STUDY TEXT:
##############################

Continuation maintenance

Several phase III trials of the continuation maintenance therapy strategy with non-platinum cytotoxic chemotherapy have been performed. Three studies, PARAMOUNT [17], AVAPERL [18], and Point Break [19], investigated the role of maintenance pemetrexed in non-squamous histology, while gemcitabine as continuation maintenance therapy has also been investigated in three studies. Amongst these, only the continuation of pemetrexed alone in PARAMOUNT has demonstrated improved overall survival.

##############################

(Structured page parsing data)
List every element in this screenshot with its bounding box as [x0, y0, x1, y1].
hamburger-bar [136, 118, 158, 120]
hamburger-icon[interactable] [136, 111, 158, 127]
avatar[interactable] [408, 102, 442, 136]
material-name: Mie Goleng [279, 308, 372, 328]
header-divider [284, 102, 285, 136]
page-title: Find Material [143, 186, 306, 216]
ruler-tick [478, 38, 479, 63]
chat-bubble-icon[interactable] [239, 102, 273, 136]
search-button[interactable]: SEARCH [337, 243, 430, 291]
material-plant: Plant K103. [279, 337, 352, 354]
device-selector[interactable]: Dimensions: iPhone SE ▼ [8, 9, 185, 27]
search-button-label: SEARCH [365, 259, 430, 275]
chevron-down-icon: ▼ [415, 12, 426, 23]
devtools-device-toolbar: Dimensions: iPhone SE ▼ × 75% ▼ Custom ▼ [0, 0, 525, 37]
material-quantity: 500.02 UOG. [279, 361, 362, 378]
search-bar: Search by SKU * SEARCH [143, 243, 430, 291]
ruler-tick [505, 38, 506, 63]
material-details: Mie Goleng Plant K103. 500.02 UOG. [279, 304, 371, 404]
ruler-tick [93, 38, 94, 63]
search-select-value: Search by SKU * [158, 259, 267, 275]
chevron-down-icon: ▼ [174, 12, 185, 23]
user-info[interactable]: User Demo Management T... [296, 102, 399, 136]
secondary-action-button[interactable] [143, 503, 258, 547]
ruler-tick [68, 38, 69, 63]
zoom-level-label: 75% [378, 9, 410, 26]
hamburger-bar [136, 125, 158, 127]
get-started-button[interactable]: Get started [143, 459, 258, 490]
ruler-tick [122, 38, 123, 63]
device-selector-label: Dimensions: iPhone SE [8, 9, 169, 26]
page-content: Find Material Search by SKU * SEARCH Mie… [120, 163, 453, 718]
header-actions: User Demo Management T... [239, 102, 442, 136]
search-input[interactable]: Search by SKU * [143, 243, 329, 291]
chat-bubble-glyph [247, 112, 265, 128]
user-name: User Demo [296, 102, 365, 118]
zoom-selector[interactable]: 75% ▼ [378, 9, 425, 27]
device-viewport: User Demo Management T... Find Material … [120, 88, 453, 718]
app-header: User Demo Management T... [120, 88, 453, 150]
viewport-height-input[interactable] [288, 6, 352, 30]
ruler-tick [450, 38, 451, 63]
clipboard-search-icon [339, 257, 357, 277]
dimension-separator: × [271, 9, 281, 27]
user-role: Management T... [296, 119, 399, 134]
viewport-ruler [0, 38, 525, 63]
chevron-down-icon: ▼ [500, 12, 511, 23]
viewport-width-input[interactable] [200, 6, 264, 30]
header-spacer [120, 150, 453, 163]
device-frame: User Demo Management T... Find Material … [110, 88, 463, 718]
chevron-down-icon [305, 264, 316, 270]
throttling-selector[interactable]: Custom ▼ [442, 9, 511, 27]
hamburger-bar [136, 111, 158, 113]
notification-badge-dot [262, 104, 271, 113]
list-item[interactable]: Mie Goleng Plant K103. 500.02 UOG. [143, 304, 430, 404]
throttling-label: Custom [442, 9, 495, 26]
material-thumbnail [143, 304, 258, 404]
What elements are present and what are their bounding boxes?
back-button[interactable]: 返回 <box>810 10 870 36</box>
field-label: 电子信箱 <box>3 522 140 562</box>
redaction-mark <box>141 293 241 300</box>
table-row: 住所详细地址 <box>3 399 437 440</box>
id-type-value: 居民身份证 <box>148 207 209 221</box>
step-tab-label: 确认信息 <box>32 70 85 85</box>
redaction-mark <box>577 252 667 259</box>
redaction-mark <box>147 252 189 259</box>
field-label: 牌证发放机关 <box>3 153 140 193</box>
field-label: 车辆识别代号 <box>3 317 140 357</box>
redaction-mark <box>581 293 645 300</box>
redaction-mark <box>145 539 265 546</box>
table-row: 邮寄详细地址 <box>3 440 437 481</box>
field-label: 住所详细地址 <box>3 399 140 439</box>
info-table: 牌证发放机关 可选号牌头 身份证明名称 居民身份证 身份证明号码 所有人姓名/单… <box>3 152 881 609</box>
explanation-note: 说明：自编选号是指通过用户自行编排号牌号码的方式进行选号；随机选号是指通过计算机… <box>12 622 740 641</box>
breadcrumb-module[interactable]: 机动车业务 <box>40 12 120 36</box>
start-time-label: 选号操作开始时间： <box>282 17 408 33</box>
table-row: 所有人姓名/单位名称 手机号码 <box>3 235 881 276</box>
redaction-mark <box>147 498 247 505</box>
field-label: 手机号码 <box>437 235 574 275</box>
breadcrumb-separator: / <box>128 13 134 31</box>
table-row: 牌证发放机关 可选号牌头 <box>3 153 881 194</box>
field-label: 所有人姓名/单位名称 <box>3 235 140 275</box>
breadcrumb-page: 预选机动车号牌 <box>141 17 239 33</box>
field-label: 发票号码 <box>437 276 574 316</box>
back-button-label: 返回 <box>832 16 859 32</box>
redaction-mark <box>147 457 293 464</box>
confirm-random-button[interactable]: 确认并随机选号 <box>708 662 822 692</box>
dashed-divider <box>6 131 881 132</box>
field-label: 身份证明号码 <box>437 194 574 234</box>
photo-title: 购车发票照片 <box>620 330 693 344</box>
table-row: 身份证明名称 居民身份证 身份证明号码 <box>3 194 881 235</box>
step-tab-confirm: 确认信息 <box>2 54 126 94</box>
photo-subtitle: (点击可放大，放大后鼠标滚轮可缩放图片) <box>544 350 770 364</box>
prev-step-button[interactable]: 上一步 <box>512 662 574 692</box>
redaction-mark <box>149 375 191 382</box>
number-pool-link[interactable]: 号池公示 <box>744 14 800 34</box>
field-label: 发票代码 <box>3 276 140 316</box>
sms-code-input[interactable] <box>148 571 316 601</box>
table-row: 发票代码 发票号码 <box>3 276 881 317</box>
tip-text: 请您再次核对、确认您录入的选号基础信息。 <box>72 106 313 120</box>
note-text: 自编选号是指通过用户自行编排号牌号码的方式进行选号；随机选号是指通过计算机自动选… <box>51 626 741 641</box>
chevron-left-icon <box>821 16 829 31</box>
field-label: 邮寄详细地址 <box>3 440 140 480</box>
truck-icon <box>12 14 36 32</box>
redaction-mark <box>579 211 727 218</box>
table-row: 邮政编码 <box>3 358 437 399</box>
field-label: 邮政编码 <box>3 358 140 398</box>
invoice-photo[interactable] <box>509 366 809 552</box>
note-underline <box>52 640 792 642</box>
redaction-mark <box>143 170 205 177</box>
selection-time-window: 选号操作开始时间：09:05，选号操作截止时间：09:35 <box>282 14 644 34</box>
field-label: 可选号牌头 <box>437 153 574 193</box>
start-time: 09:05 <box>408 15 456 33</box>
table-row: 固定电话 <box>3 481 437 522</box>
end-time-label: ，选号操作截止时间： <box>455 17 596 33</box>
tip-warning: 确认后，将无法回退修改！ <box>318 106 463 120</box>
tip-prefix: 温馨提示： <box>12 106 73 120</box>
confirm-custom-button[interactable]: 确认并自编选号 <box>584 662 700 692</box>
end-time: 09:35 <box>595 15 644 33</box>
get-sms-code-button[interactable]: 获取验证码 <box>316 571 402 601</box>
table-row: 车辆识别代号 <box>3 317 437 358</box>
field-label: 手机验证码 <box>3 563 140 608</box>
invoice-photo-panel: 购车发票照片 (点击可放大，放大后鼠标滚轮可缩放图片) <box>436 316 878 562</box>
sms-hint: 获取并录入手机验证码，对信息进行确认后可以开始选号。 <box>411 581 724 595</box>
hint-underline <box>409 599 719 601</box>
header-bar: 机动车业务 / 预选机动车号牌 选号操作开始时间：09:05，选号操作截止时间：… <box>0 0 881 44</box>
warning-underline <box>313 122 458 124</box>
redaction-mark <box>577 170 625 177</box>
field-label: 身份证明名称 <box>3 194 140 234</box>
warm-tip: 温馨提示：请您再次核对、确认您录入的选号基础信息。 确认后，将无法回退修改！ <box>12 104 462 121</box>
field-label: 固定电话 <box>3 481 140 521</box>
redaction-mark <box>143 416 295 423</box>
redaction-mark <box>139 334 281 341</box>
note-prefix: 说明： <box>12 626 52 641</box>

##############################

EXERCISE REQUIREMENTS:
- 1) List each trial named in the continuation maintenance text.
- 2) Answer these from the continuation maintenance text:
(a) Which drug did PARAMOUNT, AVAPERL, and Point Break investigate as maintenance therapy?
(b) How many studies investigated gemcitabine as continuation maintenance therapy?
(c) In which trial did continuing pemetrexed alone show improved overall survival?
The data is not needed for this work.

RESPONSES:
- 1)
PARAMOUNT
AVAPERL
Point Break

- 2)
(a) Pemetrexed
(b) Three
(c) PARAMOUNT